▶ [Direction] Check each line of the data for "label" and select those that have it.

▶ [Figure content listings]
=-=-=-=-=

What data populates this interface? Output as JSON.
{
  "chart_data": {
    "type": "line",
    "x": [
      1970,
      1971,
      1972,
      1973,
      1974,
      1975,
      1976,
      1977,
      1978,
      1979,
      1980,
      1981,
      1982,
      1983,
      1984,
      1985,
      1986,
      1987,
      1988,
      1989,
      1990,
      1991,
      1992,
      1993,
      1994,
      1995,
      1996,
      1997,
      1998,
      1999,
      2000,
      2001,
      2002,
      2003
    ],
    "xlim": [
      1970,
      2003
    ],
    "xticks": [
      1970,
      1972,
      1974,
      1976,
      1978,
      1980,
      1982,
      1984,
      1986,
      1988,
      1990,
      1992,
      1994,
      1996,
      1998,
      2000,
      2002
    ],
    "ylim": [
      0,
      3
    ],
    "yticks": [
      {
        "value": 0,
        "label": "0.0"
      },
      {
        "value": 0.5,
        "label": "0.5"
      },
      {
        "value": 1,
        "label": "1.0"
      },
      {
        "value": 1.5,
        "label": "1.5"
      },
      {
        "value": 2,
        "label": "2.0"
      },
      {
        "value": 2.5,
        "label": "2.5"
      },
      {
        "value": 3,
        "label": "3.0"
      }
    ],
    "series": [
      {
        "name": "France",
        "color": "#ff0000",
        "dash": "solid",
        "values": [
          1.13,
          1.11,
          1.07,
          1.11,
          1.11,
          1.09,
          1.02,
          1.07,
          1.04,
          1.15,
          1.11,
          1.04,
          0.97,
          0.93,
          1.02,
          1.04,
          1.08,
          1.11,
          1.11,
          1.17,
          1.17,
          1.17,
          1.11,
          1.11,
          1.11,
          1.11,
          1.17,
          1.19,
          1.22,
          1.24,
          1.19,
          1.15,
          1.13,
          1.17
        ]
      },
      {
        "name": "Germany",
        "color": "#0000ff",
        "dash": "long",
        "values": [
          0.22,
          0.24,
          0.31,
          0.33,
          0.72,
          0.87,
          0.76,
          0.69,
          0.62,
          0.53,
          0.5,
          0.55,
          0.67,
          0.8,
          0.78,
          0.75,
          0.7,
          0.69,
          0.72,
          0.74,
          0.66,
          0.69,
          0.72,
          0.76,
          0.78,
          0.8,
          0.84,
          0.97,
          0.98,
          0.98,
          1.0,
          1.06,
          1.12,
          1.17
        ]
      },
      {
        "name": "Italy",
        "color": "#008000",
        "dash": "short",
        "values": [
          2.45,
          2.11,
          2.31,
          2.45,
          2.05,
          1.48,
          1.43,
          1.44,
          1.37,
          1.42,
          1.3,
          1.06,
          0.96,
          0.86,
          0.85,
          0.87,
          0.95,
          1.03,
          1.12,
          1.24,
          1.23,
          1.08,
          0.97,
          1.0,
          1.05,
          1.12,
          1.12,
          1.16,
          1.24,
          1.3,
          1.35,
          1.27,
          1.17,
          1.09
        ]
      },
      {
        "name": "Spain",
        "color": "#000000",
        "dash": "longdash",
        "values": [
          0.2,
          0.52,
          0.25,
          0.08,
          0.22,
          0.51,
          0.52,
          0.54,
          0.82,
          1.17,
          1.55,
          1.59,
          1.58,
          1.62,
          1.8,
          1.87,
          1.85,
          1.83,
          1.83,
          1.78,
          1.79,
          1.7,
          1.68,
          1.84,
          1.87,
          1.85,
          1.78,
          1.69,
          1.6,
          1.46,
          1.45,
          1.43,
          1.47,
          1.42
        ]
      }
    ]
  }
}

=-=-=-=-=

▶ [Result of the exercise]
        "label": "0.0"
        "label": "0.5"
        "label": "1.0"
        "label": "1.5"
        "label": "2.0"
        "label": "2.5"
        "label": "3.0"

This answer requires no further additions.